- **STATED PROBLEM**:
Give the records back in full, exactly as they read.

(Raw records)
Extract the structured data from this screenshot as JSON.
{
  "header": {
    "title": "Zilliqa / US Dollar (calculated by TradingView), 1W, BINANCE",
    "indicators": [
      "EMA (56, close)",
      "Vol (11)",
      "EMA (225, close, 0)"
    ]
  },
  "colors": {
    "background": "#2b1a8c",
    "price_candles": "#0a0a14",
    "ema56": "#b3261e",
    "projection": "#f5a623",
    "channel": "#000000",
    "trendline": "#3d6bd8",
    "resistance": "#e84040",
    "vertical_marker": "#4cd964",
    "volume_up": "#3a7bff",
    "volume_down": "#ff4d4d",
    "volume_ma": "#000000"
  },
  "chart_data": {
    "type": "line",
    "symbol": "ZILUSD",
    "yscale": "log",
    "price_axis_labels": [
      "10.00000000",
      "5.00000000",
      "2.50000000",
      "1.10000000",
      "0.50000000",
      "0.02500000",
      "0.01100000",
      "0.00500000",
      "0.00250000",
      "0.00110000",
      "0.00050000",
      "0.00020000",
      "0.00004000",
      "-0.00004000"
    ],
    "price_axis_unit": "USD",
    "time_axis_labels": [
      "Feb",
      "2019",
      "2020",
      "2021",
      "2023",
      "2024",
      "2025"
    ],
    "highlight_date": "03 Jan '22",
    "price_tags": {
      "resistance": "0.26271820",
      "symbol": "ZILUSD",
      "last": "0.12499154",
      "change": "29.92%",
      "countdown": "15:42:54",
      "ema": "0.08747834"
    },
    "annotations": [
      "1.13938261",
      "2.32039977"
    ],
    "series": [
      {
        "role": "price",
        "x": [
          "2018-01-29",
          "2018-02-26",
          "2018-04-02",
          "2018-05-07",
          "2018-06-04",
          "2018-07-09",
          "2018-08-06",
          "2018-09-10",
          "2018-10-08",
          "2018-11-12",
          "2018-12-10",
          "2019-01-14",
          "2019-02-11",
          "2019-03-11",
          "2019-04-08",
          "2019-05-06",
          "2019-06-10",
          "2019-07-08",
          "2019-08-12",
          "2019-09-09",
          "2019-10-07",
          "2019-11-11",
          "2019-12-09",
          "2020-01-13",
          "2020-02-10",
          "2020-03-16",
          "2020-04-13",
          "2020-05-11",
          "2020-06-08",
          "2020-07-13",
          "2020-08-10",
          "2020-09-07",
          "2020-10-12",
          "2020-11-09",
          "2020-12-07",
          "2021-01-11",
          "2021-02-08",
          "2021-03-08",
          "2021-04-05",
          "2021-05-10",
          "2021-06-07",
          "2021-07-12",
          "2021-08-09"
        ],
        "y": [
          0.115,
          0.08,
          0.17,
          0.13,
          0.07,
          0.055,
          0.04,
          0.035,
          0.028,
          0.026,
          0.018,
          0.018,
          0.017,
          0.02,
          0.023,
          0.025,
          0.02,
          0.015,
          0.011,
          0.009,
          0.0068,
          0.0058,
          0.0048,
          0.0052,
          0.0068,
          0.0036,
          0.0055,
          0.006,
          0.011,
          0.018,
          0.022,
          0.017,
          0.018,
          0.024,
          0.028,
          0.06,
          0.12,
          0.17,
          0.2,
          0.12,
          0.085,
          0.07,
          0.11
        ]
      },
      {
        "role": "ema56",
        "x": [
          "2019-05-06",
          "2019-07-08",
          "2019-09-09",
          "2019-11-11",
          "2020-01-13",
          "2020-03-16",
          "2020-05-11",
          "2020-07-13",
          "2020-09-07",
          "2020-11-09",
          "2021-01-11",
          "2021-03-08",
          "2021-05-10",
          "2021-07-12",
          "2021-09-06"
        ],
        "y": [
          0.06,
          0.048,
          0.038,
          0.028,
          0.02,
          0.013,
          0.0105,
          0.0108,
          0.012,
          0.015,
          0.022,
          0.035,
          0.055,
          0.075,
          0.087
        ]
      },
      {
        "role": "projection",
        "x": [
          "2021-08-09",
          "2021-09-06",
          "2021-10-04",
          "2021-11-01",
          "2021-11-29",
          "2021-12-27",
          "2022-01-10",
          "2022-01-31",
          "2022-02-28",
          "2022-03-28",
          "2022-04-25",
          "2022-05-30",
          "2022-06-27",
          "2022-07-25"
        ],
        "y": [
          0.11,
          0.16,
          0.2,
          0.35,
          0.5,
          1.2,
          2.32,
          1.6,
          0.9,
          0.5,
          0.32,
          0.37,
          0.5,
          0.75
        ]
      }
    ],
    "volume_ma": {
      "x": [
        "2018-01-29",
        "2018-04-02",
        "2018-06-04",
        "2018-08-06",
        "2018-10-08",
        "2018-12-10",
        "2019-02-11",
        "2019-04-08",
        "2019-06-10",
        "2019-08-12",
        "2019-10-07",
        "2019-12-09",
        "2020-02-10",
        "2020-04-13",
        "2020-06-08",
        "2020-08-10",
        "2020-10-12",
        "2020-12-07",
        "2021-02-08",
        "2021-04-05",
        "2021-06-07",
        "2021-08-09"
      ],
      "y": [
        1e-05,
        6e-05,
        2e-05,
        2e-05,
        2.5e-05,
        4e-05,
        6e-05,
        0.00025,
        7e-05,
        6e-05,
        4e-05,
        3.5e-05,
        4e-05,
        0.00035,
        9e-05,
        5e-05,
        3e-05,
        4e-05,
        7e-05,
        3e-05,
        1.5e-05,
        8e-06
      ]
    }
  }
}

- **EXERCISE OUTPUT**:
Extract the structured data from this screenshot as JSON.
{
  "header": {
    "title": "Zilliqa / US Dollar (calculated by TradingView), 1W, BINANCE",
    "indicators": [
      "EMA (56, close)",
      "Vol (11)",
      "EMA (225, close, 0)"
    ]
  },
  "colors": {
    "background": "#2b1a8c",
    "price_candles": "#0a0a14",
    "ema56": "#b3261e",
    "projection": "#f5a623",
    "channel": "#000000",
    "trendline": "#3d6bd8",
    "resistance": "#e84040",
    "vertical_marker": "#4cd964",
    "volume_up": "#3a7bff",
    "volume_down": "#ff4d4d",
    "volume_ma": "#000000"
  },
  "chart_data": {
    "type": "line",
    "symbol": "ZILUSD",
    "yscale": "log",
    "price_axis_labels": [
      "10.00000000",
      "5.00000000",
      "2.50000000",
      "1.10000000",
      "0.50000000",
      "0.02500000",
      "0.01100000",
      "0.00500000",
      "0.00250000",
      "0.00110000",
      "0.00050000",
      "0.00020000",
      "0.00004000",
      "-0.00004000"
    ],
    "price_axis_unit": "USD",
    "time_axis_labels": [
      "Feb",
      "2019",
      "2020",
      "2021",
      "2023",
      "2024",
      "2025"
    ],
    "highlight_date": "03 Jan '22",
    "price_tags": {
      "resistance": "0.26271820",
      "symbol": "ZILUSD",
      "last": "0.12499154",
      "change": "29.92%",
      "countdown": "15:42:54",
      "ema": "0.08747834"
    },
    "annotations": [
      "1.13938261",
      "2.32039977"
    ],
    "series": [
      {
        "role": "price",
        "x": [
          "2018-01-29",
          "2018-02-26",
          "2018-04-02",
          "2018-05-07",
          "2018-06-04",
          "2018-07-09",
          "2018-08-06",
          "2018-09-10",
          "2018-10-08",
          "2018-11-12",
          "2018-12-10",
          "2019-01-14",
          "2019-02-11",
          "2019-03-11",
          "2019-04-08",
          "2019-05-06",
          "2019-06-10",
          "2019-07-08",
          "2019-08-12",
          "2019-09-09",
          "2019-10-07",
          "2019-11-11",
          "2019-12-09",
          "2020-01-13",
          "2020-02-10",
          "2020-03-16",
          "2020-04-13",
          "2020-05-11",
          "2020-06-08",
          "2020-07-13",
          "2020-08-10",
          "2020-09-07",
          "2020-10-12",
          "2020-11-09",
          "2020-12-07",
          "2021-01-11",
          "2021-02-08",
          "2021-03-08",
          "2021-04-05",
          "2021-05-10",
          "2021-06-07",
          "2021-07-12",
          "2021-08-09"
        ],
        "y": [
          0.115,
          0.08,
          0.17,
          0.13,
          0.07,
          0.055,
          0.04,
          0.035,
          0.028,
          0.026,
          0.018,
          0.018,
          0.017,
          0.02,
          0.023,
          0.025,
          0.02,
          0.015,
          0.011,
          0.009,
          0.0068,
          0.0058,
          0.0048,
          0.0052,
          0.0068,
          0.0036,
          0.0055,
          0.006,
          0.011,
          0.018,
          0.022,
          0.017,
          0.018,
          0.024,
          0.028,
          0.06,
          0.12,
          0.17,
          0.2,
          0.12,
          0.085,
          0.07,
          0.11
        ]
      },
      {
        "role": "ema56",
        "x": [
          "2019-05-06",
          "2019-07-08",
          "2019-09-09",
          "2019-11-11",
          "2020-01-13",
          "2020-03-16",
          "2020-05-11",
          "2020-07-13",
          "2020-09-07",
          "2020-11-09",
          "2021-01-11",
          "2021-03-08",
          "2021-05-10",
          "2021-07-12",
          "2021-09-06"
        ],
        "y": [
          0.06,
          0.048,
          0.038,
          0.028,
          0.02,
          0.013,
          0.0105,
          0.0108,
          0.012,
          0.015,
          0.022,
          0.035,
          0.055,
          0.075,
          0.087
        ]
      },
      {
        "role": "projection",
        "x": [
          "2021-08-09",
          "2021-09-06",
          "2021-10-04",
          "2021-11-01",
          "2021-11-29",
          "2021-12-27",
          "2022-01-10",
          "2022-01-31",
          "2022-02-28",
          "2022-03-28",
          "2022-04-25",
          "2022-05-30",
          "2022-06-27",
          "2022-07-25"
        ],
        "y": [
          0.11,
          0.16,
          0.2,
          0.35,
          0.5,
          1.2,
          2.32,
          1.6,
          0.9,
          0.5,
          0.32,
          0.37,
          0.5,
          0.75
        ]
      }
    ],
    "volume_ma": {
      "x": [
        "2018-01-29",
        "2018-04-02",
        "2018-06-04",
        "2018-08-06",
        "2018-10-08",
        "2018-12-10",
        "2019-02-11",
        "2019-04-08",
        "2019-06-10",
        "2019-08-12",
        "2019-10-07",
        "2019-12-09",
        "2020-02-10",
        "2020-04-13",
        "2020-06-08",
        "2020-08-10",
        "2020-10-12",
        "2020-12-07",
        "2021-02-08",
        "2021-04-05",
        "2021-06-07",
        "2021-08-09"
      ],
      "y": [
        1e-05,
        6e-05,
        2e-05,
        2e-05,
        2.5e-05,
        4e-05,
        6e-05,
        0.00025,
        7e-05,
        6e-05,
        4e-05,
        3.5e-05,
        4e-05,
        0.00035,
        9e-05,
        5e-05,
        3e-05,
        4e-05,
        7e-05,
        3e-05,
        1.5e-05,
        8e-06
      ]
    }
  }
}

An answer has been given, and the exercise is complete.